◆ Extracted text ◆
- - - -

Fantasy Football 2014: Fantasy Football Quarterback Tiers Done My Way

Jekyll and Hyde?: Games 1-8: Stafford's numbers were 2,617 yards, 16 TD's, 6 INT's and a 94.7 rating. Games 9-16: 2,033 yards, 13 TD's, 13 INT's and a 72.1 rating

Jekyll and Hyde?: Stafford’s first-half numbers (2,617 yards, 16 TD’s, 6 INT’s and a 94.7 rating) didn’t resemble anything he did in the second-half ( 2,033 yards, 13 TD’s, 13 INT’s and a 72.1 rating)

The quarterback position is the most important position in fantasy football.

Go ahead and disagree. I say that without a hint of reservation or sarcasm. It doesn’t make sense to place the hopes of a well drafted team in the hands of someone who isn’t going to consistently give you the production you need from, what should be, the steadiest spot on your roster.

So it pains me every year to see articles titled “Wait For A Quarterback” or “Quarterback Is Overrated In Fantasy Football” because those proclamations just aren’t true.

Think about this for a second; Take a player like Drew Brees, who has consistently been a top-3 Fantasy performer the last five seasons, and put his production against Calvin Johnson (arguably the best wide receiver in Fantasy Football). First a rundown of their Fantasy Point totals since 2011 to give you a reference (Per CBS Sports):

Drew Brees                               Calvin Johnson

  • 2013- 436 pts.                     219 pts.
  • 2012- 432 pts.                     220 pts.

- - - -

◆ Job 1 ◆
Copy the entries word for word, starting with the first line of the entries and stopping after the line that contains "left-list-header [1,278,211,297]".

[Coordinate annotation entries]

- - - -

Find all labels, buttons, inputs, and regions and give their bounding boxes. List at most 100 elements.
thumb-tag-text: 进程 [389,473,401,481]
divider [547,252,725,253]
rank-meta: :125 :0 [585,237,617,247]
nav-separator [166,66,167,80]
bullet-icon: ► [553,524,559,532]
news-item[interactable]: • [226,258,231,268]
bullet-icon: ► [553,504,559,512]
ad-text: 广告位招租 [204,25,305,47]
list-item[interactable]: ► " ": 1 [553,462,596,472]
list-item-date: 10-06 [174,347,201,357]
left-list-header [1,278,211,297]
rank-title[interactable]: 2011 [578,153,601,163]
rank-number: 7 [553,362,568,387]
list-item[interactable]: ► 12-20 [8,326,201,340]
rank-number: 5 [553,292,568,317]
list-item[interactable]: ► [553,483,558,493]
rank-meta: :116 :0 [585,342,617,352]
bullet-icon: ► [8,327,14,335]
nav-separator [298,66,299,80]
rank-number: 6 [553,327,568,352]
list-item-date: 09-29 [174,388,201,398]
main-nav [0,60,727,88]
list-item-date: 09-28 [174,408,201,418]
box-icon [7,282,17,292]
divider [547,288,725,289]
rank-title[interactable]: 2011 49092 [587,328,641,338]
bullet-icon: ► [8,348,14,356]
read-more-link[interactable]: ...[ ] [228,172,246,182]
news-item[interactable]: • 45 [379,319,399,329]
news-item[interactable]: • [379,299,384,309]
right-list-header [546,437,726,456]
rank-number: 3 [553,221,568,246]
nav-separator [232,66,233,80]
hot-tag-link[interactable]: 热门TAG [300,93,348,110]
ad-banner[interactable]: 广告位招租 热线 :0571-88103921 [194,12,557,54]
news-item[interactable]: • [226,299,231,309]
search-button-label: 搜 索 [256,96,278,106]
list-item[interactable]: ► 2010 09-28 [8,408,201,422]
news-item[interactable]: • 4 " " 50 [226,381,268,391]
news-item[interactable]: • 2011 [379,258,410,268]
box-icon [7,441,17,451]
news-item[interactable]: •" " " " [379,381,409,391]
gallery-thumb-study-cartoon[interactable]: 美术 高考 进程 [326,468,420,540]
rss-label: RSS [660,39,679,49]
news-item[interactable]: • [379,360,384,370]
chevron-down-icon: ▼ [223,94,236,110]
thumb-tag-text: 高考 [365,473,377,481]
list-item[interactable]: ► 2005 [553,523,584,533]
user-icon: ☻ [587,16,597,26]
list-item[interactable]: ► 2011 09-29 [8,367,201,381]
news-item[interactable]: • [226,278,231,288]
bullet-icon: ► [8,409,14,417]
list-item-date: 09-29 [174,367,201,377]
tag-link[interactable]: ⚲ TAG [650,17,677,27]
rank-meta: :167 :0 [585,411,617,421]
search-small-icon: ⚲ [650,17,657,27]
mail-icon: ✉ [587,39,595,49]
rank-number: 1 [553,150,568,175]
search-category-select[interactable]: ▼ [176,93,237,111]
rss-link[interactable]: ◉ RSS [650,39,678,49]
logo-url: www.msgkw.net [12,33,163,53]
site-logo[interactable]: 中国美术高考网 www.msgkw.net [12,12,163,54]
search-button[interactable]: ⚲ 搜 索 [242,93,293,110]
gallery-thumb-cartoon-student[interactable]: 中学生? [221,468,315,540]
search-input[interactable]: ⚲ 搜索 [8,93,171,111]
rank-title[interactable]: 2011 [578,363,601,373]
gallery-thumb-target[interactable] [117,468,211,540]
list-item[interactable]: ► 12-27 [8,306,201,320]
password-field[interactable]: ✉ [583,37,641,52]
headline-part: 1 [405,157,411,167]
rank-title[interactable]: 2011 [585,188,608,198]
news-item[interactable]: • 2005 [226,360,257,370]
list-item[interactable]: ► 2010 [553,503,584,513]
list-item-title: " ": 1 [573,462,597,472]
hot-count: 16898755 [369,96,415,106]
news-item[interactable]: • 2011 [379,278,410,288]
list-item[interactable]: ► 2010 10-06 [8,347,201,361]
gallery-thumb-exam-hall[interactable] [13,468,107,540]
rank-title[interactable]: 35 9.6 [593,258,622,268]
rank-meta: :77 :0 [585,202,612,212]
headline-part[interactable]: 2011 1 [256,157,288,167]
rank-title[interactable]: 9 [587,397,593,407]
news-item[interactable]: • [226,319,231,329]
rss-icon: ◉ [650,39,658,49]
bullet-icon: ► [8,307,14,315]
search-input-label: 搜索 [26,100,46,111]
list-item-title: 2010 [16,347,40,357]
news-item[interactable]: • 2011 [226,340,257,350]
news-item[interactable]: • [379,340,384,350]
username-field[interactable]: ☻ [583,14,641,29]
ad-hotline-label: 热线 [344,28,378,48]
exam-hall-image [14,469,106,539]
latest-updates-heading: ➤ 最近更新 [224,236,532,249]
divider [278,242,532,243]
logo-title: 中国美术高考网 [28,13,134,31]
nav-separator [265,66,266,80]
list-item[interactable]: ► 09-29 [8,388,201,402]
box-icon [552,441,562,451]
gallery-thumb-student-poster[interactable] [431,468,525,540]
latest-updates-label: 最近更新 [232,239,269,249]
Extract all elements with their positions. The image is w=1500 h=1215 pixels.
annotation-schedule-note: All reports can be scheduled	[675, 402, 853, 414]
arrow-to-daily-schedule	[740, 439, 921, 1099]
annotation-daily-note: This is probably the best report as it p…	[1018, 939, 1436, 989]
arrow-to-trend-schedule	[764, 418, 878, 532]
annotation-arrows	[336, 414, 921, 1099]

- - - -

◆ Job 2 ◆
In the fantasy football quarterback article, what passer rating did Stafford post in games 9-16?

◆ Correct answer 1 ◆
Find all labels, buttons, inputs, and regions and give their bounding boxes. List at most 100 elements.
thumb-tag-text: 进程 [389,473,401,481]
divider [547,252,725,253]
rank-meta: :125 :0 [585,237,617,247]
nav-separator [166,66,167,80]
bullet-icon: ► [553,524,559,532]
news-item[interactable]: • [226,258,231,268]
bullet-icon: ► [553,504,559,512]
ad-text: 广告位招租 [204,25,305,47]
list-item[interactable]: ► " ": 1 [553,462,596,472]
list-item-date: 10-06 [174,347,201,357]
left-list-header [1,278,211,297]

◆ Correct answer 2 ◆
72.1